■ Tasks and exercises:
• 1. Render this sentence from the charging pile design excerpt in Spanish: "Designers must ensure that the socket is easy to operate."
• 2. Extend the excerpt on charging pile structural design, picking up after its final sentence.

■ Page excerpt:
V.Key Points of Charging Pile Structural Design
Appearance design: Appearance design plays a crucial role in user experience and the acceptance of charging stations. A good appearance design should be modern, intuitive, ergonomic, and in line with urban planning and environmental aesthetics.
Structural materials: Charging piles need to be durable and protective. Metals or alloys with strong weather resistance are usually employed. At the same time, waterproof, dustproof and corrosion-resistant designs are also very important.
The charging socket is like the "energy entrance" of EVs. Designers have to consider multiple factors during its designing.
Firstly, the socket must be able to "recognize" the charging interface of different vehicle models, just as plugs and sockets in daily use need to be compatible. There are many different brands and models of EVs, and their charging interfaces may vary. Therefore, this charging socket must be a "universal socket" that supports multiple charging standards, such as CHAdeMO, CCS, Type 2 AC, etc.
Secondly, the socket ought to be user-friendly. Imagine how inconvenient it would be if the socket is difficult to plug in or unplug. Designers must ensure that the socket is easy to operate.
Most importantly, safety is the top priority. The charging socket must have a self-locking function, like adding a "safety lock" to the socket to prevent accidental unplugging. It should also be equipped with a safety protection mechanism, akin to putting on a "bulletproof vest" to safeguard against any unexpected situations during charging and ensure electrical safety.

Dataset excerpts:
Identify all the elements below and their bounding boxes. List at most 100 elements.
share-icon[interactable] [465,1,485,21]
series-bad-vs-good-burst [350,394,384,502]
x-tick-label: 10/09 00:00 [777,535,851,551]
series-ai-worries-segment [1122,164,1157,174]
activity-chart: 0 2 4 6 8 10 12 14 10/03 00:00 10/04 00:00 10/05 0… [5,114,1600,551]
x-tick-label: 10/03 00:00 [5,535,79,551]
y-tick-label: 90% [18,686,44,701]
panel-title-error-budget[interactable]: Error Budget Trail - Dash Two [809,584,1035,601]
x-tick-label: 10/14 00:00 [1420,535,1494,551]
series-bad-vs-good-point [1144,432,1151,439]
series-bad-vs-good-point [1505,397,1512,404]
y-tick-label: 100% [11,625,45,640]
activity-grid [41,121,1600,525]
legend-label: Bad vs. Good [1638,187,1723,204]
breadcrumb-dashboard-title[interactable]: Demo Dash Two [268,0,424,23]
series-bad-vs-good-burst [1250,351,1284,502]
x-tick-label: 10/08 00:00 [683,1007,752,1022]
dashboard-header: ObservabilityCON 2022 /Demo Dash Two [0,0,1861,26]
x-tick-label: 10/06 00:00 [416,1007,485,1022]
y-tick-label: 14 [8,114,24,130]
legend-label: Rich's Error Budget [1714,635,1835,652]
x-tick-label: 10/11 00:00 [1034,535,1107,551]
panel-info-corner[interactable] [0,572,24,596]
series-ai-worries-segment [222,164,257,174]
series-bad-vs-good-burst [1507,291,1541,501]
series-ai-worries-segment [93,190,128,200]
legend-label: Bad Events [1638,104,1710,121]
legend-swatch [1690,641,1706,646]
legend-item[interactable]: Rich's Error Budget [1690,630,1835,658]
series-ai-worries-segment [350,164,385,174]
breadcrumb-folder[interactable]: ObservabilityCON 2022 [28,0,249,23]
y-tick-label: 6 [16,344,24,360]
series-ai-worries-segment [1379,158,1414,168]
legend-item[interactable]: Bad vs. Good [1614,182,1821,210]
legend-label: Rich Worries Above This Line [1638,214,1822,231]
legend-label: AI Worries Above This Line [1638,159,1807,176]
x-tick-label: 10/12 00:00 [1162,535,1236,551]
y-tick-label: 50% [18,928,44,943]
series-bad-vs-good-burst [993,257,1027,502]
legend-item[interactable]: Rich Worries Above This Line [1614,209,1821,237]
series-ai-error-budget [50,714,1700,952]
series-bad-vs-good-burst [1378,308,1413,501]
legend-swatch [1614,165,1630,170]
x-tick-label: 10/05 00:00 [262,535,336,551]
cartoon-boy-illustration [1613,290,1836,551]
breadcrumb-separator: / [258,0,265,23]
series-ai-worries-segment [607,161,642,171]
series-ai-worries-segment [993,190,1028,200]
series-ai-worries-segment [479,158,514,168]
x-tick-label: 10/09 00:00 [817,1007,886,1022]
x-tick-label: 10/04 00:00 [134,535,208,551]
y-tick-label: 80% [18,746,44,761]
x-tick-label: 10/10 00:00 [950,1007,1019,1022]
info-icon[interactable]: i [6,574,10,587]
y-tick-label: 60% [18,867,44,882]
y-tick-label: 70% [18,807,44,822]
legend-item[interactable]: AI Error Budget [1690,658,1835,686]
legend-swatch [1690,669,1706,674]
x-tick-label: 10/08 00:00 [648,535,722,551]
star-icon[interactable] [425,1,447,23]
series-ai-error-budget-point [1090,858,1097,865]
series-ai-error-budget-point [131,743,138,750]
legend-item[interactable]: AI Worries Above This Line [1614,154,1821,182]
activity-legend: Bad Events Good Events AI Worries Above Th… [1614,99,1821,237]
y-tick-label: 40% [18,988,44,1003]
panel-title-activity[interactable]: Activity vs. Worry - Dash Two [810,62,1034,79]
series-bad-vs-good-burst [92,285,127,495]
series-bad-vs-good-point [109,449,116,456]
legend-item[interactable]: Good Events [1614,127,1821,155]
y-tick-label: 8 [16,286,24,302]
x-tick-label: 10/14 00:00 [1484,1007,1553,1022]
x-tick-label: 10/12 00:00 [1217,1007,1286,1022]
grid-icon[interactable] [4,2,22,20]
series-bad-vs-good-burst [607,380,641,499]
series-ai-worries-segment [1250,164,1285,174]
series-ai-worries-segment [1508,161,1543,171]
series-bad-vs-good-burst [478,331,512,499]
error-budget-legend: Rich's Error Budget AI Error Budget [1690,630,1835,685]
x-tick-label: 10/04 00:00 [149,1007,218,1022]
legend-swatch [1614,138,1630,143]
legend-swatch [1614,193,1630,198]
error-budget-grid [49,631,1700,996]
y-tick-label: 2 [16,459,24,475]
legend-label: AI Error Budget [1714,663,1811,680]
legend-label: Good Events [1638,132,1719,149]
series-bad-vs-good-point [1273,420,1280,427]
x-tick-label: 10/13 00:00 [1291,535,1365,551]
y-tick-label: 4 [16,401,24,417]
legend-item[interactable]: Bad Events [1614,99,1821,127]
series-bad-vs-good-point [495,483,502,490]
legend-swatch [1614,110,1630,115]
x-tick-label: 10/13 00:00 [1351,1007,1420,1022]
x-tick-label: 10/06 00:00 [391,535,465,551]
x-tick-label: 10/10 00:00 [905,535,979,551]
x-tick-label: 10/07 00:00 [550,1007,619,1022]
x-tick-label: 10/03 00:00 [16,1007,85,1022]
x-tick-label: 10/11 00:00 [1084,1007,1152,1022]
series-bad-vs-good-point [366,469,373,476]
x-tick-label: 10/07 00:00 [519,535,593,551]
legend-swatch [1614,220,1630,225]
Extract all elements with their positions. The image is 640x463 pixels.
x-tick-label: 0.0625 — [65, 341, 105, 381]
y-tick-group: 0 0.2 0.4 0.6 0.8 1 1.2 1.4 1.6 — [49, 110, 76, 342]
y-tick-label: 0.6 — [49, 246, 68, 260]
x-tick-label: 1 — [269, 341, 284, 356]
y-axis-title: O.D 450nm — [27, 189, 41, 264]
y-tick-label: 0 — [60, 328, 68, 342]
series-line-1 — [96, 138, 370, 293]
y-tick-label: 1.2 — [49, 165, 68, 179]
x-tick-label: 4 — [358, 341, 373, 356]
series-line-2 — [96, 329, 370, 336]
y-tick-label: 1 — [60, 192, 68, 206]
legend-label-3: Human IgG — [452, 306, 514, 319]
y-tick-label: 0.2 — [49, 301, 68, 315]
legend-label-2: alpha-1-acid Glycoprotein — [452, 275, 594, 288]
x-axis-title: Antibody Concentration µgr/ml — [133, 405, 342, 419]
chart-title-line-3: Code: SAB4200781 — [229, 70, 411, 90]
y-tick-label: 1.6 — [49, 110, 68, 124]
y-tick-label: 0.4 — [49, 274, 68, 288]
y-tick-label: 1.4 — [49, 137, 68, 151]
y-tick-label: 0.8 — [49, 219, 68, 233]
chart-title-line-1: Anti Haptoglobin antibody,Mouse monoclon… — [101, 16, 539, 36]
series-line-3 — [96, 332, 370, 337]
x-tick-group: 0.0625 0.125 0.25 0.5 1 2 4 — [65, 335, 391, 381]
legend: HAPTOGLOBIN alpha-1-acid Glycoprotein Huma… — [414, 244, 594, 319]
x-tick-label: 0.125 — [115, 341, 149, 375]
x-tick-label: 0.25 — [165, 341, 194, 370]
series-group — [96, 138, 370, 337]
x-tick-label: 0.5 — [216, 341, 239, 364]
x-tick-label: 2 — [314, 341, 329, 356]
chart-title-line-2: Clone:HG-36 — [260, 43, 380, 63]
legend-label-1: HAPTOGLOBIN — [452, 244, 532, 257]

■ Responses in order:
• 1. Los diseñadores deben asegurarse de que la toma sea fácil de manejar.

• 2.
In conclusion, this charging socket functions as an "intimate assistant" for EVs, which is smart and reliable to enable the charging process to be convenient and safe.
Cooling system: Heat may be generated during charging, so an effective cooling system needs to be designed to ensure the stability and safety of the equipment. This may include fans, heat sinks, etc.
Power distribution system: A reasonable power distribution system needs to be designed inside the charging pile to ensure balanced power supply when multiple charging points operate simultaneously and prevent overload of the power grid.
Safety design: Charging piles need to consider the safety of users, including anti-electric shock design, fire safety, lightning protection, etc. In addition, charging piles should also have safety functions such as overload protection, temperature protection and short circuit protection.
Intelligent electronic system: To improve the intelligence level of charging piles, advanced electronic systems need to be installed, including user identification, payment systems, remote monitoring and fault detection functions.
Cable management system: The management of charging pile cables is also a key design point. Issues such as cable storage, waterproofing, anti-theft and easy maintenance need to be considered.
Maintainability: Given that charging piles usually operate for a long time, easy maintenance is an important design aspect. Modular design and remote fault monitoring can improve the maintainability of charging piles.
The charging piles we are talking about now should not only be convenient for us to charge EVs, but also be "environmentally friendly experts".
Just as we advocate water and electricity conservation in daily life, charging piles should also be designed to be more energy-saving and environmentally friendly. For example, some energy-saving equipment can be used to reduce power consumption during operation.
In addition, solar panels can be installed on the top of the charging pile, like putting a "solar hat" on it. This allows the charging pile to utilize solar energy for self - charging, reducing its reliance on traditional fossil fuels such as coal and oil.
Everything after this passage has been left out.